--- The exercise ---
Copy the material below word for word, starting at its very beginning and ending with the line that contains "y-distance-input[interactable]: 0.00 mm".

--- Supplied records ---
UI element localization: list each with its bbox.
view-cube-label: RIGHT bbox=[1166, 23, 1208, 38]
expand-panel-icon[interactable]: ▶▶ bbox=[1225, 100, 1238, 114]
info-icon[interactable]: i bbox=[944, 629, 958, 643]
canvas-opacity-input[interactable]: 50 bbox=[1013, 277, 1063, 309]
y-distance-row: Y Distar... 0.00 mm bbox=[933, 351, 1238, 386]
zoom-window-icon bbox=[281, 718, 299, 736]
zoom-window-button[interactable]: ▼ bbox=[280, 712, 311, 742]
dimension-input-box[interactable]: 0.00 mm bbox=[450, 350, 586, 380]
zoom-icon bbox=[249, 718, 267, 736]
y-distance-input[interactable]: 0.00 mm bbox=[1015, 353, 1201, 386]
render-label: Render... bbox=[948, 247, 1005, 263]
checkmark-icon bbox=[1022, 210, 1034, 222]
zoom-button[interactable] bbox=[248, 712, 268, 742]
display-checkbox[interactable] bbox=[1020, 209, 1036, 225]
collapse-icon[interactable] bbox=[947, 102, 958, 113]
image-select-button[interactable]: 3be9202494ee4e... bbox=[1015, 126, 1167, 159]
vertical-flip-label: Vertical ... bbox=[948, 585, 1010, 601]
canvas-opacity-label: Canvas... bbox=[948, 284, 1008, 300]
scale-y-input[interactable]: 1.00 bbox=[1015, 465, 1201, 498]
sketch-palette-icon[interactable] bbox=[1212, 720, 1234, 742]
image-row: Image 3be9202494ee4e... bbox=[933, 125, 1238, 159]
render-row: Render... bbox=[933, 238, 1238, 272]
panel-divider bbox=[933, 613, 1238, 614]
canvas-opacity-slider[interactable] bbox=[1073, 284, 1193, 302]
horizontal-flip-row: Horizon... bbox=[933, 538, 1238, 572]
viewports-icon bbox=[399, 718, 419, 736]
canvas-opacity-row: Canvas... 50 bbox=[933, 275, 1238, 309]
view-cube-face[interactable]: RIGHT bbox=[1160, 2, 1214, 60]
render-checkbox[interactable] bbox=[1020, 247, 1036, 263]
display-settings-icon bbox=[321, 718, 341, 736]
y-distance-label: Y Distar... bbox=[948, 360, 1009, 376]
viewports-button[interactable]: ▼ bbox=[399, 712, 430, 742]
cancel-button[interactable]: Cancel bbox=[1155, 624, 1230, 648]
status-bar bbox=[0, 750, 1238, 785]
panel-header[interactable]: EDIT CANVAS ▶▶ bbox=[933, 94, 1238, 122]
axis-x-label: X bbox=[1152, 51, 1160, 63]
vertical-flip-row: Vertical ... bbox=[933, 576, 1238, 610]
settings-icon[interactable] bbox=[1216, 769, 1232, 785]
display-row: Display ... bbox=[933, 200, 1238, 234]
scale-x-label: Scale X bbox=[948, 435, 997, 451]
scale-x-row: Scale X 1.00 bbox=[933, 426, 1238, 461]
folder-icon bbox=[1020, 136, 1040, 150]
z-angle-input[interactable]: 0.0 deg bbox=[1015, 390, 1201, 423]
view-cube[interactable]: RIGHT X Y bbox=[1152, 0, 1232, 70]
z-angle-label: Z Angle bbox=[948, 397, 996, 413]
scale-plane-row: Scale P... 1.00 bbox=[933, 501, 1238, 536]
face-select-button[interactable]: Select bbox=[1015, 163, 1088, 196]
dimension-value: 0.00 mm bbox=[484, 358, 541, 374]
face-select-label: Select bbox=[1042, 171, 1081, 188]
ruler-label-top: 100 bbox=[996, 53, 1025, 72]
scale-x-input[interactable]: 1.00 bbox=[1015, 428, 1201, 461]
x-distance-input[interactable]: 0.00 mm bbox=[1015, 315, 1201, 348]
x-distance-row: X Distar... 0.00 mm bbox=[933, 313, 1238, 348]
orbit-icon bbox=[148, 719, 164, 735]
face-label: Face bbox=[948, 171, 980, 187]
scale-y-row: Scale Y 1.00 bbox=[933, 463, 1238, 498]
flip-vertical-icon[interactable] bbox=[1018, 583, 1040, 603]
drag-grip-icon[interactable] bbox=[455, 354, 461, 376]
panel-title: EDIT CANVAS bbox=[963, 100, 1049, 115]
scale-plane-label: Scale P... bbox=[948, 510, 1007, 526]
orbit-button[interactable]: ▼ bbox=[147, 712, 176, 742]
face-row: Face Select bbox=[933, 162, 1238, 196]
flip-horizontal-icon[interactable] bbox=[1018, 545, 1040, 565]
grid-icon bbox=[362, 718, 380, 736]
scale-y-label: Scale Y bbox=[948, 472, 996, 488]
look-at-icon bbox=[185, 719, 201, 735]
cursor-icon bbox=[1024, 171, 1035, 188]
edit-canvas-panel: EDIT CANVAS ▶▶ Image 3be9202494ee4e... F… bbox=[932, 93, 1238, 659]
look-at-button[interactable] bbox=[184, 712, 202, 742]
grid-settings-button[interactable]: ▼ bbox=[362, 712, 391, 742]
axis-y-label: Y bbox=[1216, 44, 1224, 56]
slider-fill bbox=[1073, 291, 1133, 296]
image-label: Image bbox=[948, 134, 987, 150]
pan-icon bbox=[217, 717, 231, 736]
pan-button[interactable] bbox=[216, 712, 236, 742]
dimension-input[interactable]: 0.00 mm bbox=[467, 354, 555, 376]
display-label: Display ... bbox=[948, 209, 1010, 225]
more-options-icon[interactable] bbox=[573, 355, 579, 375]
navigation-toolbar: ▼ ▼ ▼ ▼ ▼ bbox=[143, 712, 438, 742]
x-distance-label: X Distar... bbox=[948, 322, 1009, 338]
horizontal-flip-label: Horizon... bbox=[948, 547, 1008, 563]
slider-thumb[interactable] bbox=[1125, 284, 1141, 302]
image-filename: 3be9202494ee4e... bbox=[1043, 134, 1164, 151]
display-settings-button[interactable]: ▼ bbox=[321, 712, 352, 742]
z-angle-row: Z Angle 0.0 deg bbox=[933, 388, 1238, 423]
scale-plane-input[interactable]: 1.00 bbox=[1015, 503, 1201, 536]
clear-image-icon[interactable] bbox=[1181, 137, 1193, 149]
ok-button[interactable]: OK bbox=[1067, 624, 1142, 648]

--- Solution for this task ---
UI element localization: list each with its bbox.
view-cube-label: RIGHT bbox=[1166, 23, 1208, 38]
expand-panel-icon[interactable]: ▶▶ bbox=[1225, 100, 1238, 114]
info-icon[interactable]: i bbox=[944, 629, 958, 643]
canvas-opacity-input[interactable]: 50 bbox=[1013, 277, 1063, 309]
y-distance-row: Y Distar... 0.00 mm bbox=[933, 351, 1238, 386]
zoom-window-icon bbox=[281, 718, 299, 736]
zoom-window-button[interactable]: ▼ bbox=[280, 712, 311, 742]
dimension-input-box[interactable]: 0.00 mm bbox=[450, 350, 586, 380]
zoom-icon bbox=[249, 718, 267, 736]
y-distance-input[interactable]: 0.00 mm bbox=[1015, 353, 1201, 386]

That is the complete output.